Extracted data entries
++++++++++
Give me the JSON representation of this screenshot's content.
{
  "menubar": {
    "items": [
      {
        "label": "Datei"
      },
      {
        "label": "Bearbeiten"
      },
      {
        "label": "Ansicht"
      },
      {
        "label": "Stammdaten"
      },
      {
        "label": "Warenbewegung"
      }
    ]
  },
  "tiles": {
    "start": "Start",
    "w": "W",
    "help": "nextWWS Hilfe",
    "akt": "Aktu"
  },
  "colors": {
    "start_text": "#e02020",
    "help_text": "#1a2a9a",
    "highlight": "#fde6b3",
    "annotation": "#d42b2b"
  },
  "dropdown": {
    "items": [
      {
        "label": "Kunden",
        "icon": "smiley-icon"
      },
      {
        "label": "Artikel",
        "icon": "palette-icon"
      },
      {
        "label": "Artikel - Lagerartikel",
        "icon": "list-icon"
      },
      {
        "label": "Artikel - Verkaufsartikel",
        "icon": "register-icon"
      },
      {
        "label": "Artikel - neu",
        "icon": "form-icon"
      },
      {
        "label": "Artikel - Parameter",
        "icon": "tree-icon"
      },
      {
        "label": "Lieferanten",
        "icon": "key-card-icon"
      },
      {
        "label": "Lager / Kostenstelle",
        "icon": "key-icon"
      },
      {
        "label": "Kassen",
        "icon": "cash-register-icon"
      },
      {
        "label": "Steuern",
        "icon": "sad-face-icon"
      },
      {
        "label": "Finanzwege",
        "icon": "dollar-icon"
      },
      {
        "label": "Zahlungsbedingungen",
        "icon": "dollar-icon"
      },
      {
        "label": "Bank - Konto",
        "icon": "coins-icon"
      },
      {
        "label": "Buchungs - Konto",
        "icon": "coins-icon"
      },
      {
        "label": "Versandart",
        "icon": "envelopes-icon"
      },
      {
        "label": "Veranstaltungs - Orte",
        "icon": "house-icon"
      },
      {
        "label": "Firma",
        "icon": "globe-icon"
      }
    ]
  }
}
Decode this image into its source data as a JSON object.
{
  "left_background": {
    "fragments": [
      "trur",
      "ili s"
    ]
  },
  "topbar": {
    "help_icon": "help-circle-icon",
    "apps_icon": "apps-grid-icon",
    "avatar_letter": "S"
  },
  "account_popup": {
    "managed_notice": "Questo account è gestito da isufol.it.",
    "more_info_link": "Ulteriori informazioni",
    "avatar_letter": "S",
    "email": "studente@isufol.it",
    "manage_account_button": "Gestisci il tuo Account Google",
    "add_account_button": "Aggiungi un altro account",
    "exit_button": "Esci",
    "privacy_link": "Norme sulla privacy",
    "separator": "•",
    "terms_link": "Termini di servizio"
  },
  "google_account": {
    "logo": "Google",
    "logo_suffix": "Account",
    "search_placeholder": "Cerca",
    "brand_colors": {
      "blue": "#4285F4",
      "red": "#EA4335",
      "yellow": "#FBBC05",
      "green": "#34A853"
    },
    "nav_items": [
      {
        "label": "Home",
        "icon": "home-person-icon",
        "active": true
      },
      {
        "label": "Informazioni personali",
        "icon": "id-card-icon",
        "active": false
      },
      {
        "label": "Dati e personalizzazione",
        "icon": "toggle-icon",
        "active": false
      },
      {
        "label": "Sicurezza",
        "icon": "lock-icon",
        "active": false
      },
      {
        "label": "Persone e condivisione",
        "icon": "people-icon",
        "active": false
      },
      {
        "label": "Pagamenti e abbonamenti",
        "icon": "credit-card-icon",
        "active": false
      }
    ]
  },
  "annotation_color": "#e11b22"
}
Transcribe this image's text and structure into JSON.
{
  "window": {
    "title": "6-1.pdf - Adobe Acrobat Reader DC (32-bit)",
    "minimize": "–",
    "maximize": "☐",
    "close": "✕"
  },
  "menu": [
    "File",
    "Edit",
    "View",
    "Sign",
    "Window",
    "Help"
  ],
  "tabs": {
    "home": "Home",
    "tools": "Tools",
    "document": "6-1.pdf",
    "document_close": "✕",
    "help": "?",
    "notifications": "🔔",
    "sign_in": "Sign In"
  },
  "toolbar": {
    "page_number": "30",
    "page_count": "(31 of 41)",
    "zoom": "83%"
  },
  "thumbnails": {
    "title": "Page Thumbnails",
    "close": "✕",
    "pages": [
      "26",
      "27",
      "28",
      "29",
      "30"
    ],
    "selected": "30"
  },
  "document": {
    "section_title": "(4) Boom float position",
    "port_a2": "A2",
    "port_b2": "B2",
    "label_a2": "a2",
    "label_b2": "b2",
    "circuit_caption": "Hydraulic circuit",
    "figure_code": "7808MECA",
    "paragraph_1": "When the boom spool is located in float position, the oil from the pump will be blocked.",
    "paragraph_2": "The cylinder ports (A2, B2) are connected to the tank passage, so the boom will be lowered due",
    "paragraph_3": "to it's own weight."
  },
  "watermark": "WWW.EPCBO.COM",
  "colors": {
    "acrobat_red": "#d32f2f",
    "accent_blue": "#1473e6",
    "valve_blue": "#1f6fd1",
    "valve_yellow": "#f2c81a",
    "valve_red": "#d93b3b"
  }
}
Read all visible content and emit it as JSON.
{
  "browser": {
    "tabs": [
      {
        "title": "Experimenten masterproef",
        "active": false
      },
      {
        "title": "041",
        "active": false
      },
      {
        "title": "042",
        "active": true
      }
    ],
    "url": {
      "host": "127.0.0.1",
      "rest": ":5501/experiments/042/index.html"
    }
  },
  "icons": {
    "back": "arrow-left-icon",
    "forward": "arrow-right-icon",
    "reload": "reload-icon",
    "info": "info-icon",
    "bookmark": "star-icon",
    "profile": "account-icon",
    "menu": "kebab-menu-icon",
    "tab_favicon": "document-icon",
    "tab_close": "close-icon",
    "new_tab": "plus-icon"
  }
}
++++++++++
Send back exactly the lines from the line with "Read all visible content and emit it as JSON." through the end of the records.

- _Output of the exercise_:
Read all visible content and emit it as JSON.
{
  "browser": {
    "tabs": [
      {
        "title": "Experimenten masterproef",
        "active": false
      },
      {
        "title": "041",
        "active": false
      },
      {
        "title": "042",
        "active": true
      }
    ],
    "url": {
      "host": "127.0.0.1",
      "rest": ":5501/experiments/042/index.html"
    }
  },
  "icons": {
    "back": "arrow-left-icon",
    "forward": "arrow-right-icon",
    "reload": "reload-icon",
    "info": "info-icon",
    "bookmark": "star-icon",
    "profile": "account-icon",
    "menu": "kebab-menu-icon",
    "tab_favicon": "document-icon",
    "tab_close": "close-icon",
    "new_tab": "plus-icon"
  }
}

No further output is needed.